-- start ENTRIES SHOWN --

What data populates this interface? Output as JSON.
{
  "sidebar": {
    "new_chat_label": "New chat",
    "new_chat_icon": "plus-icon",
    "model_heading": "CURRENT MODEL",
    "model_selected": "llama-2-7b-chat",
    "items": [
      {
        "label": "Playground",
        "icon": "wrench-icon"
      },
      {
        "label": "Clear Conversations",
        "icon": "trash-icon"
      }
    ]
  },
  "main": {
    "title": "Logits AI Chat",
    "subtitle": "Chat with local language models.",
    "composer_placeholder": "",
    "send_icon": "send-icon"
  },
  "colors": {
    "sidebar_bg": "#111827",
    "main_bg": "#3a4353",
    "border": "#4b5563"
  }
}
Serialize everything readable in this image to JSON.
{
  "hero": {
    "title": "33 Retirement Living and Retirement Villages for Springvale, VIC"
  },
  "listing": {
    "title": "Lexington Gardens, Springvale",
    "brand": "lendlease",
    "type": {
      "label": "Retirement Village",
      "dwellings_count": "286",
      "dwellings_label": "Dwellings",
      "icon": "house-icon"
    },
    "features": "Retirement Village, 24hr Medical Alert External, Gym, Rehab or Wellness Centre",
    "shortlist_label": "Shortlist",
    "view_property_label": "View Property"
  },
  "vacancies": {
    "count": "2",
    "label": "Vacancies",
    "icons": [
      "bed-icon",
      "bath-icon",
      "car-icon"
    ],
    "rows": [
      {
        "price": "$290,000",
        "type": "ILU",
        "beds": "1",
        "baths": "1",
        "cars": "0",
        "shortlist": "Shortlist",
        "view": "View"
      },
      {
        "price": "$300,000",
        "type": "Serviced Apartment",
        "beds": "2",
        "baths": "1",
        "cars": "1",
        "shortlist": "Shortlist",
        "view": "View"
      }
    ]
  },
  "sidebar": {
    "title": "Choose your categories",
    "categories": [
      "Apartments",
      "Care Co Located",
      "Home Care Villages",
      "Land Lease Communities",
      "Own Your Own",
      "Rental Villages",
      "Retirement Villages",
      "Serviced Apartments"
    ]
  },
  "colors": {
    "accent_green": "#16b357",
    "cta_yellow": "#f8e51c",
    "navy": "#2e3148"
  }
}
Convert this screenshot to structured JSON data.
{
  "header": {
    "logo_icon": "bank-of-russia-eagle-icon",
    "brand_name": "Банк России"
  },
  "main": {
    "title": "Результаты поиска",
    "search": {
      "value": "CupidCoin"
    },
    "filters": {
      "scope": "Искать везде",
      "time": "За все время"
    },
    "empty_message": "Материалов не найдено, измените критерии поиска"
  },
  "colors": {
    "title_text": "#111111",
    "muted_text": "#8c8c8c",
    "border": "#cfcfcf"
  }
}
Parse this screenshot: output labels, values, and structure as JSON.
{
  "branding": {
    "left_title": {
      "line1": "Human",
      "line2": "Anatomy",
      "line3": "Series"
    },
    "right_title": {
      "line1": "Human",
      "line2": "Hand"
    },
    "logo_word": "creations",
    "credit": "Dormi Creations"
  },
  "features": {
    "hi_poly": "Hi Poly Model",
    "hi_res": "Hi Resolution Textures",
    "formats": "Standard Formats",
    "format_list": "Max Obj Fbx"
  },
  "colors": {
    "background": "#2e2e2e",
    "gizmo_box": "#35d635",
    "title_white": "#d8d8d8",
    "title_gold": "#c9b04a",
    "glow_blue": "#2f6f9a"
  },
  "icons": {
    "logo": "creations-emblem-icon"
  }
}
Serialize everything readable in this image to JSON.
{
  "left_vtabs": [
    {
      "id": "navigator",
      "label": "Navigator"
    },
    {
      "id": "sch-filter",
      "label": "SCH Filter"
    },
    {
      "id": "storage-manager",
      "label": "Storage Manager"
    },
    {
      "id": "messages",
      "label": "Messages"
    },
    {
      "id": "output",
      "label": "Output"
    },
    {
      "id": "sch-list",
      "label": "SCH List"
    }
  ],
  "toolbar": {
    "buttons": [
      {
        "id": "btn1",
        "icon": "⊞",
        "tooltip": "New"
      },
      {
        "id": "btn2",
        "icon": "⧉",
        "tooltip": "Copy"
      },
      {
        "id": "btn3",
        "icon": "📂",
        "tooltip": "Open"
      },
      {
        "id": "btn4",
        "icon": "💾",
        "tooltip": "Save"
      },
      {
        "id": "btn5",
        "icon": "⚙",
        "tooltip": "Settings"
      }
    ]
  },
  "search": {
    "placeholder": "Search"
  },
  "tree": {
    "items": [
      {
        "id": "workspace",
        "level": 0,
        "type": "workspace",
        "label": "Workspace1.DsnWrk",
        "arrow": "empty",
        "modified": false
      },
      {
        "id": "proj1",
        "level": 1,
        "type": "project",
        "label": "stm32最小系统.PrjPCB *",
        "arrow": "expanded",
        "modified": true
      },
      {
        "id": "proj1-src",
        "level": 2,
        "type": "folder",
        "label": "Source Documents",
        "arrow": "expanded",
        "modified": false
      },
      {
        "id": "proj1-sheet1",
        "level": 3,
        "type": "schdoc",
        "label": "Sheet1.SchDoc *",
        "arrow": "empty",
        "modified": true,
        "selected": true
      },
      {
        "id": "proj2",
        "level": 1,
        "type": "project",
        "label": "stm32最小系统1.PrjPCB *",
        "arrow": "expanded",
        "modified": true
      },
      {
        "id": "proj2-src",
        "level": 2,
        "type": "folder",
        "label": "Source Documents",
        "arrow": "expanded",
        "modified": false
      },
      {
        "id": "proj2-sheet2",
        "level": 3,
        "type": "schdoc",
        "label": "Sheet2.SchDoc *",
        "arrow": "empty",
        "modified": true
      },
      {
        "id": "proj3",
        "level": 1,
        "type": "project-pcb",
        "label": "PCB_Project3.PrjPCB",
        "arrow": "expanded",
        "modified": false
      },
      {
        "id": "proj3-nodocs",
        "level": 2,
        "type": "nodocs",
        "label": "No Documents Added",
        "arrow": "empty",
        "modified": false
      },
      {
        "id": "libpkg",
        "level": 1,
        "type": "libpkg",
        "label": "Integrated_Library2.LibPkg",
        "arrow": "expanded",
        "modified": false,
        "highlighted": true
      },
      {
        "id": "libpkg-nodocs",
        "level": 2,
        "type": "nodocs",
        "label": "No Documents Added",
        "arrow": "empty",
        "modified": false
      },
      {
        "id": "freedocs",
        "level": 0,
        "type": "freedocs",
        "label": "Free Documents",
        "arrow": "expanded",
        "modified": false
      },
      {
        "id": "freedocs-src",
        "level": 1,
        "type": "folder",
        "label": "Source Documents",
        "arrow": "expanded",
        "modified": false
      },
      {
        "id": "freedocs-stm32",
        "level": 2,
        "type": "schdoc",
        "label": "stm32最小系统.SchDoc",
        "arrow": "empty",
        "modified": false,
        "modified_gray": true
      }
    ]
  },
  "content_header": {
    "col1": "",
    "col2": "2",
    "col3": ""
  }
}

-- end ENTRIES SHOWN --

Reply with only the number of lines in the entries that contain the word "Villages".

EXERCISE RESULT: 4